= AIM OF THE TASK =
Retype all of the listing exactly, passing over any picture you find.

[Dataset entries on figures]
═══
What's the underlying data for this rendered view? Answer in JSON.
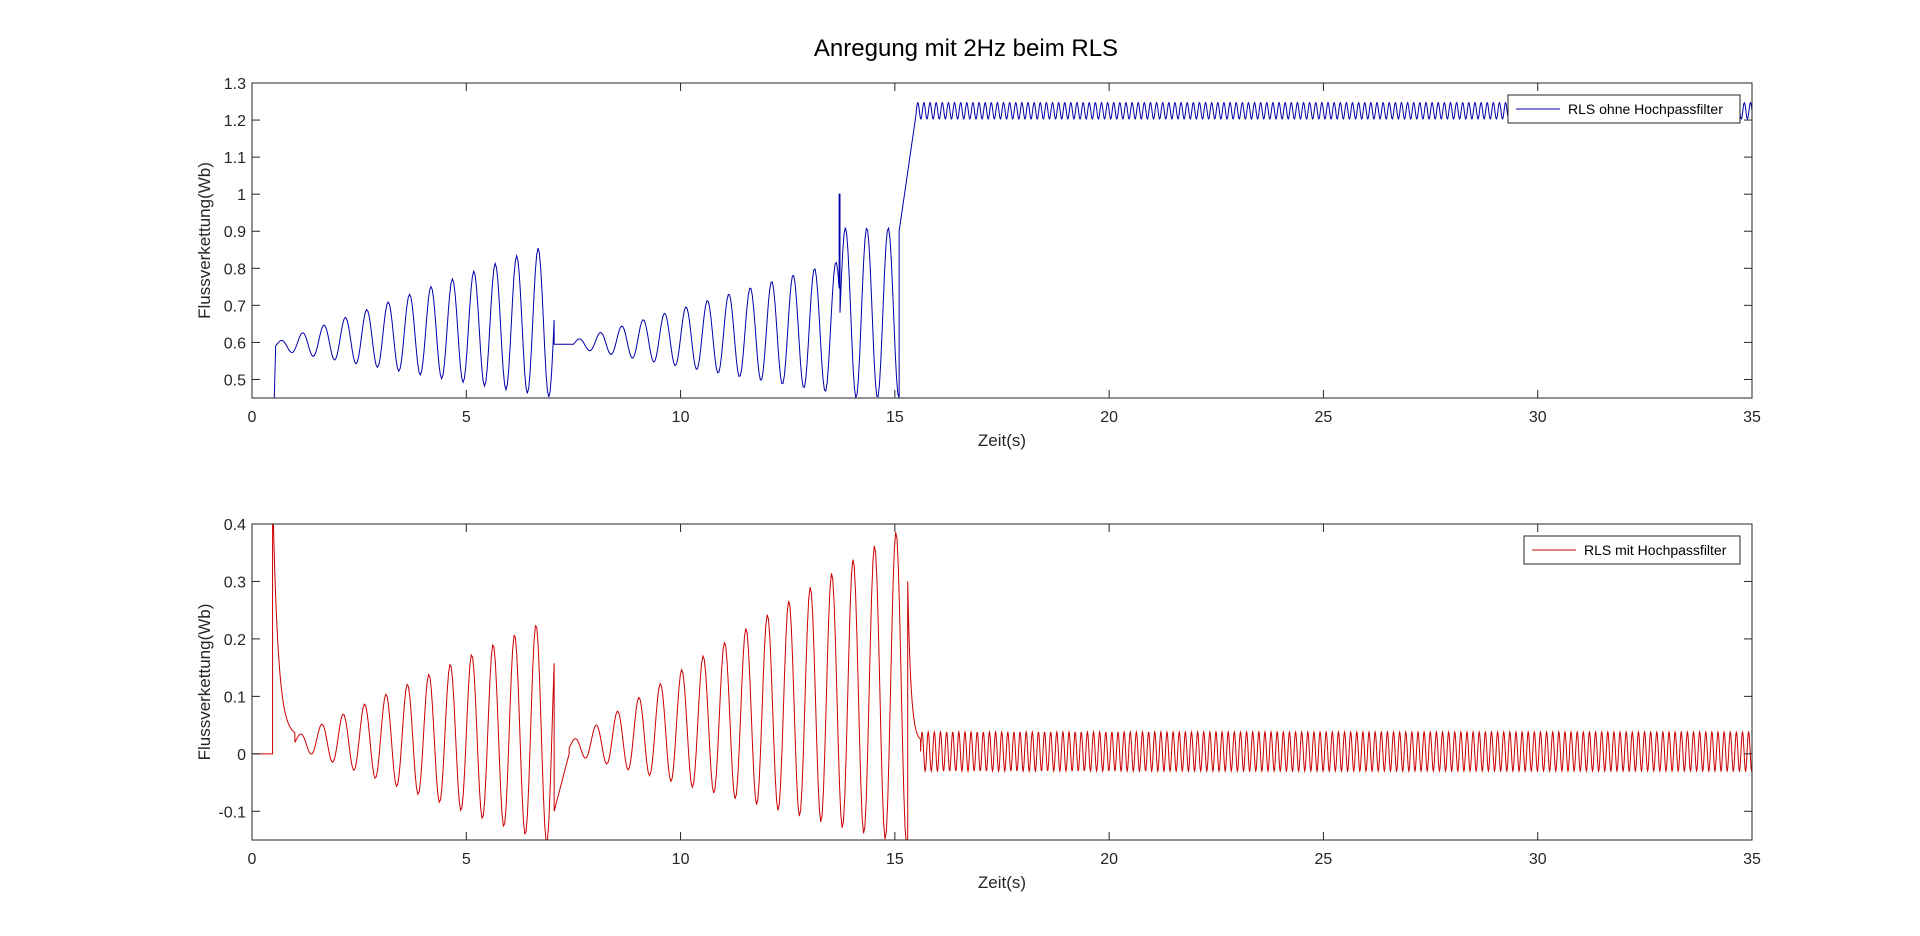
{
  "figure_title": "Anregung mit 2Hz beim RLS",
  "chart_data": [
    {
      "type": "line",
      "xlabel": "Zeit(s)",
      "ylabel": "Flussverkettung(Wb)",
      "xlim": [
        0,
        35
      ],
      "ylim": [
        0.45,
        1.3
      ],
      "xticks": [
        0,
        5,
        10,
        15,
        20,
        25,
        30,
        35
      ],
      "yticks": [
        0.5,
        0.6,
        0.7,
        0.8,
        0.9,
        1,
        1.1,
        1.2,
        1.3
      ],
      "ytick_labels": [
        "0.5",
        "0.6",
        "0.7",
        "0.8",
        "0.9",
        "1",
        "1.1",
        "1.2",
        "1.3"
      ],
      "legend_placement": "top-right",
      "grid": false,
      "series": [
        {
          "name": "RLS ohne Hochpassfilter",
          "color": "#0000aa",
          "segments": [
            {
              "t0": 0.0,
              "t1": 0.52,
              "type": "const",
              "value": 0.45
            },
            {
              "t0": 0.52,
              "t1": 0.55,
              "type": "step",
              "from": 0.45,
              "to": 0.58
            },
            {
              "t0": 0.55,
              "t1": 7.05,
              "type": "oscillation",
              "freq": 2,
              "center_start": 0.59,
              "center_end": 0.66,
              "amp_start": 0.01,
              "amp_end": 0.21
            },
            {
              "t0": 7.05,
              "t1": 7.5,
              "type": "const",
              "value": 0.595
            },
            {
              "t0": 7.5,
              "t1": 13.7,
              "type": "oscillation",
              "freq": 2,
              "center_start": 0.595,
              "center_end": 0.64,
              "amp_start": 0.01,
              "amp_end": 0.18
            },
            {
              "t0": 13.7,
              "t1": 13.72,
              "type": "spike",
              "value": 1.0
            },
            {
              "t0": 13.72,
              "t1": 15.1,
              "type": "oscillation",
              "freq": 2,
              "center_start": 0.68,
              "center_end": 0.68,
              "amp_start": 0.23,
              "amp_end": 0.23
            },
            {
              "t0": 15.1,
              "t1": 15.5,
              "type": "rise",
              "from": 0.9,
              "to": 1.22
            },
            {
              "t0": 15.5,
              "t1": 35.0,
              "type": "oscillation",
              "freq": 7,
              "center_start": 1.225,
              "center_end": 1.225,
              "amp_start": 0.022,
              "amp_end": 0.022
            }
          ]
        }
      ]
    },
    {
      "type": "line",
      "xlabel": "Zeit(s)",
      "ylabel": "Flussverkettung(Wb)",
      "xlim": [
        0,
        35
      ],
      "ylim": [
        -0.15,
        0.4
      ],
      "xticks": [
        0,
        5,
        10,
        15,
        20,
        25,
        30,
        35
      ],
      "yticks": [
        -0.1,
        0,
        0.1,
        0.2,
        0.3,
        0.4
      ],
      "ytick_labels": [
        "-0.1",
        "0",
        "0.1",
        "0.2",
        "0.3",
        "0.4"
      ],
      "legend_placement": "top-right",
      "grid": false,
      "series": [
        {
          "name": "RLS mit Hochpassfilter",
          "color": "#cc0000",
          "segments": [
            {
              "t0": 0.0,
              "t1": 0.48,
              "type": "const",
              "value": 0.0
            },
            {
              "t0": 0.48,
              "t1": 0.5,
              "type": "spike",
              "value": 0.4
            },
            {
              "t0": 0.5,
              "t1": 1.0,
              "type": "decay",
              "from": 0.4,
              "to": 0.03
            },
            {
              "t0": 1.0,
              "t1": 7.05,
              "type": "oscillation",
              "freq": 2,
              "center_start": 0.02,
              "center_end": 0.04,
              "amp_start": 0.01,
              "amp_end": 0.2
            },
            {
              "t0": 7.05,
              "t1": 7.4,
              "type": "rise",
              "from": -0.1,
              "to": 0.0
            },
            {
              "t0": 7.4,
              "t1": 15.3,
              "type": "oscillation",
              "freq": 2,
              "center_start": 0.01,
              "center_end": 0.12,
              "amp_start": 0.01,
              "amp_end": 0.28
            },
            {
              "t0": 15.3,
              "t1": 15.6,
              "type": "decay",
              "from": 0.3,
              "to": 0.02
            },
            {
              "t0": 15.6,
              "t1": 35.0,
              "type": "oscillation",
              "freq": 7,
              "center_start": 0.004,
              "center_end": 0.004,
              "amp_start": 0.034,
              "amp_end": 0.034
            }
          ]
        }
      ]
    }
  ]
}
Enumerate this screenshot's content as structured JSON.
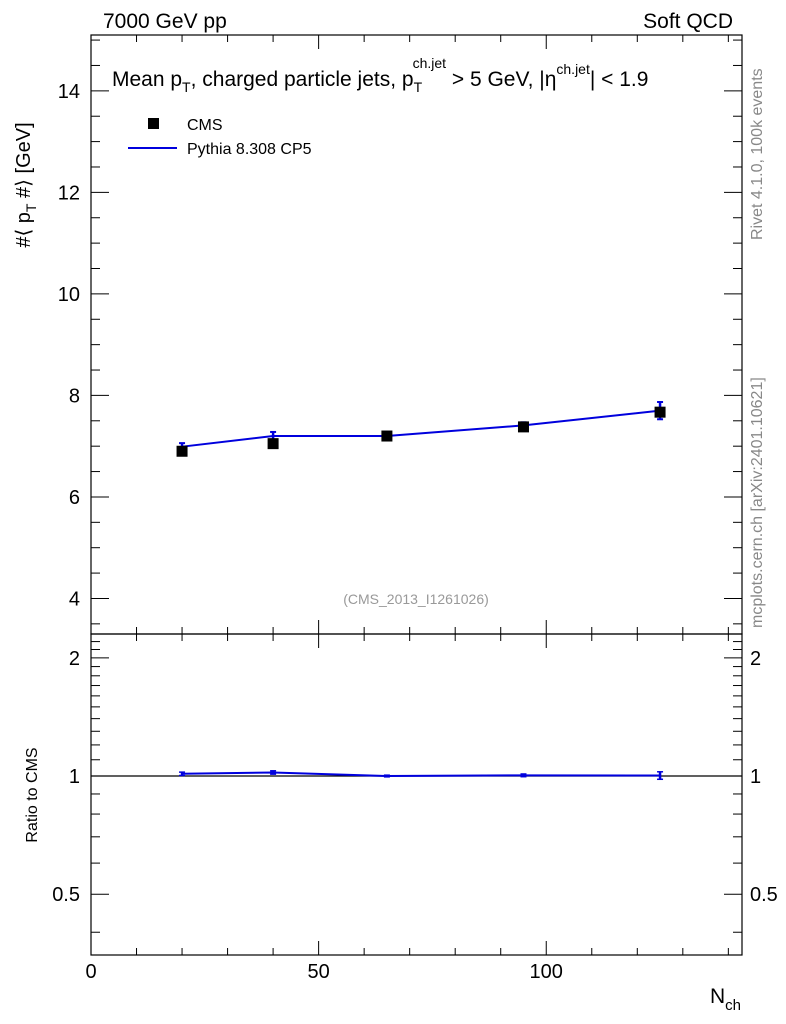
{
  "header": {
    "left_label": "7000 GeV pp",
    "right_label": "Soft QCD"
  },
  "side_labels": {
    "rivet": "Rivet 4.1.0,  100k events",
    "mcplots": "mcplots.cern.ch [arXiv:2401.10621]"
  },
  "chart_data": {
    "type": "line",
    "title": {
      "main": "Mean p",
      "main_sub": "T",
      "middle": ", charged particle jets, p",
      "middle_sub": "T",
      "middle_sup": "ch.jet",
      "cut1": " > 5 GeV,  |",
      "eta": "η",
      "eta_sup": "ch.jet",
      "cut2": "| < 1.9"
    },
    "ylabel": {
      "prefix": "#⟨ p",
      "sub": "T",
      "suffix": " #⟩ [GeV]"
    },
    "xlabel": {
      "main": "N",
      "sub": "ch"
    },
    "ratio_ylabel": "Ratio to CMS",
    "watermark": "(CMS_2013_I1261026)",
    "xlim": [
      0,
      143
    ],
    "ylim": [
      3.3,
      15.1
    ],
    "ratio_ylim": [
      0.35,
      2.3
    ],
    "xticks": [
      0,
      50,
      100
    ],
    "yticks": [
      4,
      6,
      8,
      10,
      12,
      14
    ],
    "ratio_yticks": [
      0.5,
      1,
      2
    ],
    "legend_position": "top-left",
    "series": [
      {
        "name": "CMS",
        "kind": "data-points",
        "marker": "square",
        "color": "#000000",
        "x": [
          20,
          40,
          65,
          95,
          125
        ],
        "y": [
          6.9,
          7.05,
          7.2,
          7.38,
          7.67
        ],
        "yerr": [
          0.06,
          0.06,
          0.06,
          0.07,
          0.1
        ]
      },
      {
        "name": "Pythia 8.308 CP5",
        "kind": "line",
        "color": "#0000dd",
        "x": [
          20,
          40,
          65,
          95,
          125
        ],
        "y": [
          6.99,
          7.2,
          7.2,
          7.41,
          7.7
        ],
        "yerr": [
          0.07,
          0.08,
          0.05,
          0.06,
          0.17
        ],
        "ratio": [
          1.013,
          1.021,
          1.0,
          1.004,
          1.003
        ],
        "ratio_err": [
          0.01,
          0.01,
          0.005,
          0.008,
          0.022
        ]
      }
    ]
  }
}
═══
= SOLUTION FOR THIS TASK =
What's the underlying data for this rendered view? Answer in JSON.
{
  "figure_title": "Anregung mit 2Hz beim RLS",
  "chart_data": [
    {
      "type": "line",
      "xlabel": "Zeit(s)",
      "ylabel": "Flussverkettung(Wb)",
      "xlim": [
        0,
        35
      ],
      "ylim": [
        0.45,
        1.3
      ],
      "xticks": [
        0,
        5,
        10,
        15,
        20,
        25,
        30,
        35
      ],
      "yticks": [
        0.5,
        0.6,
        0.7,
        0.8,
        0.9,
        1,
        1.1,
        1.2,
        1.3
      ],
      "ytick_labels": [
        "0.5",
        "0.6",
        "0.7",
        "0.8",
        "0.9",
        "1",
        "1.1",
        "1.2",
        "1.3"
      ],
      "legend_placement": "top-right",
      "grid": false,
      "series": [
        {
          "name": "RLS ohne Hochpassfilter",
          "color": "#0000aa",
          "segments": [
            {
              "t0": 0.0,
              "t1": 0.52,
              "type": "const",
              "value": 0.45
            },
            {
              "t0": 0.52,
              "t1": 0.55,
              "type": "step",
              "from": 0.45,
              "to": 0.58
            },
            {
              "t0": 0.55,
              "t1": 7.05,
              "type": "oscillation",
              "freq": 2,
              "center_start": 0.59,
              "center_end": 0.66,
              "amp_start": 0.01,
              "amp_end": 0.21
            },
            {
              "t0": 7.05,
              "t1": 7.5,
              "type": "const",
              "value": 0.595
            },
            {
              "t0": 7.5,
              "t1": 13.7,
              "type": "oscillation",
              "freq": 2,
              "center_start": 0.595,
              "center_end": 0.64,
              "amp_start": 0.01,
              "amp_end": 0.18
            },
            {
              "t0": 13.7,
              "t1": 13.72,
              "type": "spike",
              "value": 1.0
            },
            {
              "t0": 13.72,
              "t1": 15.1,
              "type": "oscillation",
              "freq": 2,
              "center_start": 0.68,
              "center_end": 0.68,
              "amp_start": 0.23,
              "amp_end": 0.23
            },
            {
              "t0": 15.1,
              "t1": 15.5,
              "type": "rise",
              "from": 0.9,
              "to": 1.22
            },
            {
              "t0": 15.5,
              "t1": 35.0,
              "type": "oscillation",
              "freq": 7,
              "center_start": 1.225,
              "center_end": 1.225,
              "amp_start": 0.022,
              "amp_end": 0.022
            }
          ]
        }
      ]
    },
    {
      "type": "line",
      "xlabel": "Zeit(s)",
      "ylabel": "Flussverkettung(Wb)",
      "xlim": [
        0,
        35
      ],
      "ylim": [
        -0.15,
        0.4
      ],
      "xticks": [
        0,
        5,
        10,
        15,
        20,
        25,
        30,
        35
      ],
      "yticks": [
        -0.1,
        0,
        0.1,
        0.2,
        0.3,
        0.4
      ],
      "ytick_labels": [
        "-0.1",
        "0",
        "0.1",
        "0.2",
        "0.3",
        "0.4"
      ],
      "legend_placement": "top-right",
      "grid": false,
      "series": [
        {
          "name": "RLS mit Hochpassfilter",
          "color": "#cc0000",
          "segments": [
            {
              "t0": 0.0,
              "t1": 0.48,
              "type": "const",
              "value": 0.0
            },
            {
              "t0": 0.48,
              "t1": 0.5,
              "type": "spike",
              "value": 0.4
            },
            {
              "t0": 0.5,
              "t1": 1.0,
              "type": "decay",
              "from": 0.4,
              "to": 0.03
            },
            {
              "t0": 1.0,
              "t1": 7.05,
              "type": "oscillation",
              "freq": 2,
              "center_start": 0.02,
              "center_end": 0.04,
              "amp_start": 0.01,
              "amp_end": 0.2
            },
            {
              "t0": 7.05,
              "t1": 7.4,
              "type": "rise",
              "from": -0.1,
              "to": 0.0
            },
            {
              "t0": 7.4,
              "t1": 15.3,
              "type": "oscillation",
              "freq": 2,
              "center_start": 0.01,
              "center_end": 0.12,
              "amp_start": 0.01,
              "amp_end": 0.28
            },
            {
              "t0": 15.3,
              "t1": 15.6,
              "type": "decay",
              "from": 0.3,
              "to": 0.02
            },
            {
              "t0": 15.6,
              "t1": 35.0,
              "type": "oscillation",
              "freq": 7,
              "center_start": 0.004,
              "center_end": 0.004,
              "amp_start": 0.034,
              "amp_end": 0.034
            }
          ]
        }
      ]
    }
  ]
}
Enumerate this screenshot's content as structured JSON.
{
  "header": {
    "left_label": "7000 GeV pp",
    "right_label": "Soft QCD"
  },
  "side_labels": {
    "rivet": "Rivet 4.1.0,  100k events",
    "mcplots": "mcplots.cern.ch [arXiv:2401.10621]"
  },
  "chart_data": {
    "type": "line",
    "title": {
      "main": "Mean p",
      "main_sub": "T",
      "middle": ", charged particle jets, p",
      "middle_sub": "T",
      "middle_sup": "ch.jet",
      "cut1": " > 5 GeV,  |",
      "eta": "η",
      "eta_sup": "ch.jet",
      "cut2": "| < 1.9"
    },
    "ylabel": {
      "prefix": "#⟨ p",
      "sub": "T",
      "suffix": " #⟩ [GeV]"
    },
    "xlabel": {
      "main": "N",
      "sub": "ch"
    },
    "ratio_ylabel": "Ratio to CMS",
    "watermark": "(CMS_2013_I1261026)",
    "xlim": [
      0,
      143
    ],
    "ylim": [
      3.3,
      15.1
    ],
    "ratio_ylim": [
      0.35,
      2.3
    ],
    "xticks": [
      0,
      50,
      100
    ],
    "yticks": [
      4,
      6,
      8,
      10,
      12,
      14
    ],
    "ratio_yticks": [
      0.5,
      1,
      2
    ],
    "legend_position": "top-left",
    "series": [
      {
        "name": "CMS",
        "kind": "data-points",
        "marker": "square",
        "color": "#000000",
        "x": [
          20,
          40,
          65,
          95,
          125
        ],
        "y": [
          6.9,
          7.05,
          7.2,
          7.38,
          7.67
        ],
        "yerr": [
          0.06,
          0.06,
          0.06,
          0.07,
          0.1
        ]
      },
      {
        "name": "Pythia 8.308 CP5",
        "kind": "line",
        "color": "#0000dd",
        "x": [
          20,
          40,
          65,
          95,
          125
        ],
        "y": [
          6.99,
          7.2,
          7.2,
          7.41,
          7.7
        ],
        "yerr": [
          0.07,
          0.08,
          0.05,
          0.06,
          0.17
        ],
        "ratio": [
          1.013,
          1.021,
          1.0,
          1.004,
          1.003
        ],
        "ratio_err": [
          0.01,
          0.01,
          0.005,
          0.008,
          0.022
        ]
      }
    ]
  }
}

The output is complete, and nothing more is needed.